> **What to work on**: Write out the records again, exactly, leaving none out.

[Stored entries]
# # # #
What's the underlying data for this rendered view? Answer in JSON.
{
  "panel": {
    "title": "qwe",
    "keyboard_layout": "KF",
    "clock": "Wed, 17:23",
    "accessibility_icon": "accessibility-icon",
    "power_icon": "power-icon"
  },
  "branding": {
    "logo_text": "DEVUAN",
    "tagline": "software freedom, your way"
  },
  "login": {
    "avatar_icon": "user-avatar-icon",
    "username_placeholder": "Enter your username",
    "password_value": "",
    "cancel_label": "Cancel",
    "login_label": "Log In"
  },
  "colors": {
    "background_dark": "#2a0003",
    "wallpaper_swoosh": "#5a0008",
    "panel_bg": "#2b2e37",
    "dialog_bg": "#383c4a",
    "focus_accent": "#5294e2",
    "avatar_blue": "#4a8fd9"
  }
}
# # # #
> **Answer for this exercise**:
What's the underlying data for this rendered view? Answer in JSON.
{
  "panel": {
    "title": "qwe",
    "keyboard_layout": "KF",
    "clock": "Wed, 17:23",
    "accessibility_icon": "accessibility-icon",
    "power_icon": "power-icon"
  },
  "branding": {
    "logo_text": "DEVUAN",
    "tagline": "software freedom, your way"
  },
  "login": {
    "avatar_icon": "user-avatar-icon",
    "username_placeholder": "Enter your username",
    "password_value": "",
    "cancel_label": "Cancel",
    "login_label": "Log In"
  },
  "colors": {
    "background_dark": "#2a0003",
    "wallpaper_swoosh": "#5a0008",
    "panel_bg": "#2b2e37",
    "dialog_bg": "#383c4a",
    "focus_accent": "#5294e2",
    "avatar_blue": "#4a8fd9"
  }
}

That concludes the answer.